## What needs to be done
Reproduce the full listing below unchanged, apart from the pictures.

## Data shown
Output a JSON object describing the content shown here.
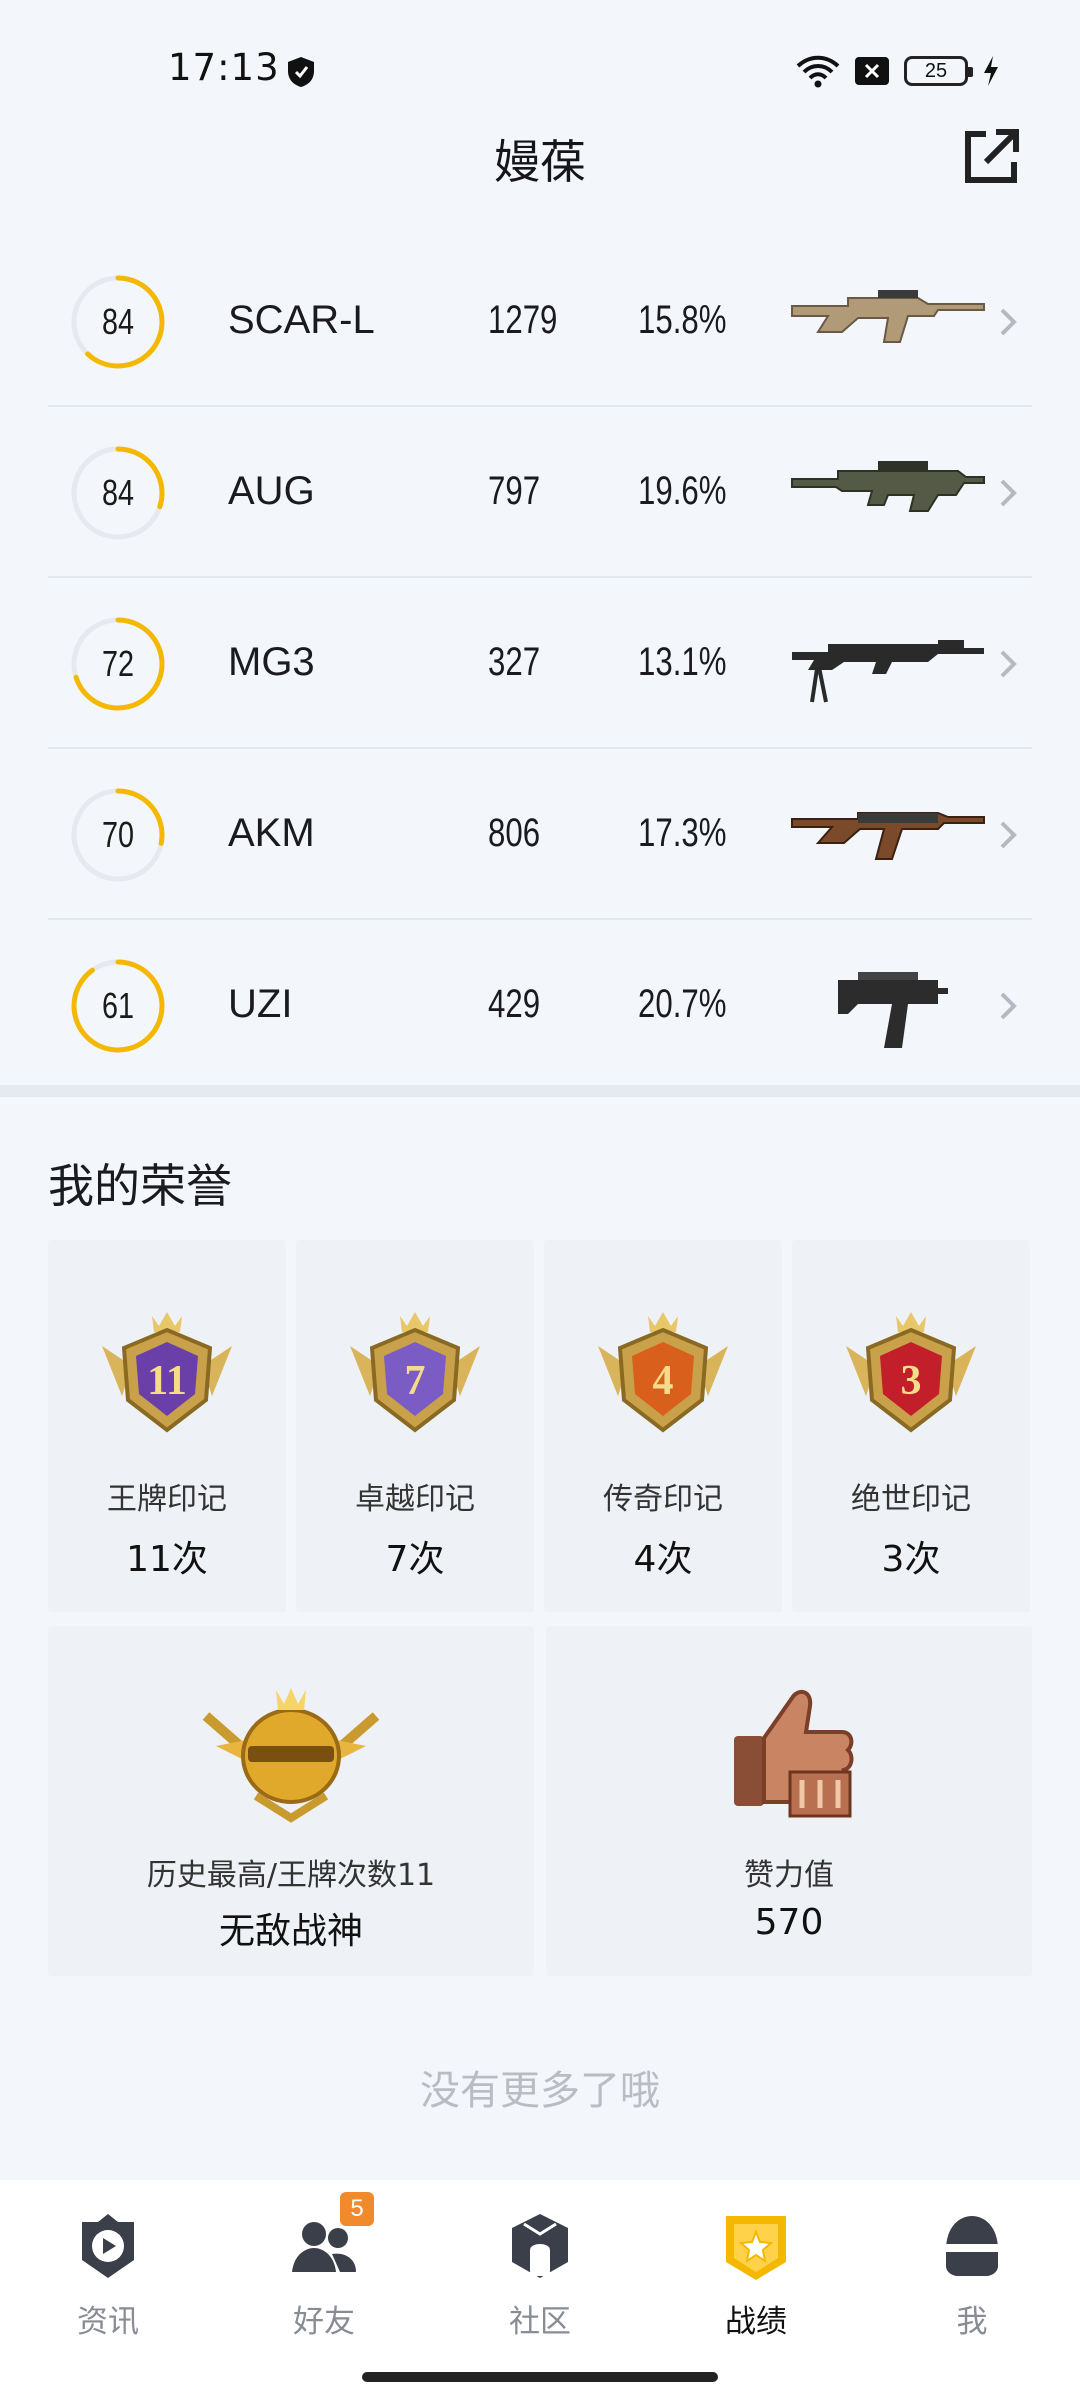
{
  "status": {
    "time": "17:13",
    "battery": "25"
  },
  "header": {
    "title": "嫚葆"
  },
  "weapons": [
    {
      "score": "84",
      "name": "SCAR-L",
      "count": "1279",
      "pct": "15.8%",
      "ring_fraction": 0.62,
      "icon": "scar-l-rifle-icon"
    },
    {
      "score": "84",
      "name": "AUG",
      "count": "797",
      "pct": "19.6%",
      "ring_fraction": 0.3,
      "icon": "aug-rifle-icon"
    },
    {
      "score": "72",
      "name": "MG3",
      "count": "327",
      "pct": "13.1%",
      "ring_fraction": 0.7,
      "icon": "mg3-machinegun-icon"
    },
    {
      "score": "70",
      "name": "AKM",
      "count": "806",
      "pct": "17.3%",
      "ring_fraction": 0.28,
      "icon": "akm-rifle-icon"
    },
    {
      "score": "61",
      "name": "UZI",
      "count": "429",
      "pct": "20.7%",
      "ring_fraction": 0.9,
      "icon": "uzi-smg-icon"
    }
  ],
  "honors": {
    "title": "我的荣誉",
    "badges": [
      {
        "number": "11",
        "label": "王牌印记",
        "count": "11次",
        "color": "#6b3fa8"
      },
      {
        "number": "7",
        "label": "卓越印记",
        "count": "7次",
        "color": "#7b5cc4"
      },
      {
        "number": "4",
        "label": "传奇印记",
        "count": "4次",
        "color": "#d8601c"
      },
      {
        "number": "3",
        "label": "绝世印记",
        "count": "3次",
        "color": "#c21f2a"
      }
    ],
    "highest": {
      "label": "历史最高/王牌次数11",
      "value": "无敌战神"
    },
    "likes": {
      "label": "赞力值",
      "value": "570"
    }
  },
  "footer_note": "没有更多了哦",
  "tabs": [
    {
      "label": "资讯",
      "icon": "news-play-icon"
    },
    {
      "label": "好友",
      "icon": "friends-icon",
      "badge": "5"
    },
    {
      "label": "社区",
      "icon": "community-icon"
    },
    {
      "label": "战绩",
      "icon": "record-badge-icon",
      "active": true
    },
    {
      "label": "我",
      "icon": "profile-helmet-icon"
    }
  ],
  "colors": {
    "accent": "#f5b800",
    "ring_track": "#e6e9ef"
  }
}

## Solution
Output a JSON object describing the content shown here.
{
  "status": {
    "time": "17:13",
    "battery": "25"
  },
  "header": {
    "title": "嫚葆"
  },
  "weapons": [
    {
      "score": "84",
      "name": "SCAR-L",
      "count": "1279",
      "pct": "15.8%",
      "ring_fraction": 0.62,
      "icon": "scar-l-rifle-icon"
    },
    {
      "score": "84",
      "name": "AUG",
      "count": "797",
      "pct": "19.6%",
      "ring_fraction": 0.3,
      "icon": "aug-rifle-icon"
    },
    {
      "score": "72",
      "name": "MG3",
      "count": "327",
      "pct": "13.1%",
      "ring_fraction": 0.7,
      "icon": "mg3-machinegun-icon"
    },
    {
      "score": "70",
      "name": "AKM",
      "count": "806",
      "pct": "17.3%",
      "ring_fraction": 0.28,
      "icon": "akm-rifle-icon"
    },
    {
      "score": "61",
      "name": "UZI",
      "count": "429",
      "pct": "20.7%",
      "ring_fraction": 0.9,
      "icon": "uzi-smg-icon"
    }
  ],
  "honors": {
    "title": "我的荣誉",
    "badges": [
      {
        "number": "11",
        "label": "王牌印记",
        "count": "11次",
        "color": "#6b3fa8"
      },
      {
        "number": "7",
        "label": "卓越印记",
        "count": "7次",
        "color": "#7b5cc4"
      },
      {
        "number": "4",
        "label": "传奇印记",
        "count": "4次",
        "color": "#d8601c"
      },
      {
        "number": "3",
        "label": "绝世印记",
        "count": "3次",
        "color": "#c21f2a"
      }
    ],
    "highest": {
      "label": "历史最高/王牌次数11",
      "value": "无敌战神"
    },
    "likes": {
      "label": "赞力值",
      "value": "570"
    }
  },
  "footer_note": "没有更多了哦",
  "tabs": [
    {
      "label": "资讯",
      "icon": "news-play-icon"
    },
    {
      "label": "好友",
      "icon": "friends-icon",
      "badge": "5"
    },
    {
      "label": "社区",
      "icon": "community-icon"
    },
    {
      "label": "战绩",
      "icon": "record-badge-icon",
      "active": true
    },
    {
      "label": "我",
      "icon": "profile-helmet-icon"
    }
  ],
  "colors": {
    "accent": "#f5b800",
    "ring_track": "#e6e9ef"
  }
}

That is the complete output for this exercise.